====== INPUT MATERIAL
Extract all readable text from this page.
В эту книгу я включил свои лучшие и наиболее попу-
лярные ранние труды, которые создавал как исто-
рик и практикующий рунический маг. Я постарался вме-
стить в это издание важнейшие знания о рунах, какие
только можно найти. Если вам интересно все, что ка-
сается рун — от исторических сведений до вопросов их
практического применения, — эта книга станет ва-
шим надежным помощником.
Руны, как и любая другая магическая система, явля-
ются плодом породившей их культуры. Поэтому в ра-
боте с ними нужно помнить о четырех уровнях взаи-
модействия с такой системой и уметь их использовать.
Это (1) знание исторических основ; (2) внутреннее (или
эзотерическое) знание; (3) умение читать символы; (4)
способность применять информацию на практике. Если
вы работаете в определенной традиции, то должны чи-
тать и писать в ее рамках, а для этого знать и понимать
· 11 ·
============
All of the data needs to be printed once more, exactly.

Extract all readable text from this page.
В эту книгу я включил свои лучшие и наиболее попу-
лярные ранние труды, которые создавал как исто-
рик и практикующий рунический маг. Я постарался вме-
стить в это издание важнейшие знания о рунах, какие
только можно найти. Если вам интересно все, что ка-
сается рун — от исторических сведений до вопросов их
практического применения, — эта книга станет ва-
шим надежным помощником.
Руны, как и любая другая магическая система, явля-
ются плодом породившей их культуры. Поэтому в ра-
боте с ними нужно помнить о четырех уровнях взаи-
модействия с такой системой и уметь их использовать.
Это (1) знание исторических основ; (2) внутреннее (или
эзотерическое) знание; (3) умение читать символы; (4)
способность применять информацию на практике. Если
вы работаете в определенной традиции, то должны чи-
тать и писать в ее рамках, а для этого знать и понимать
· 11 ·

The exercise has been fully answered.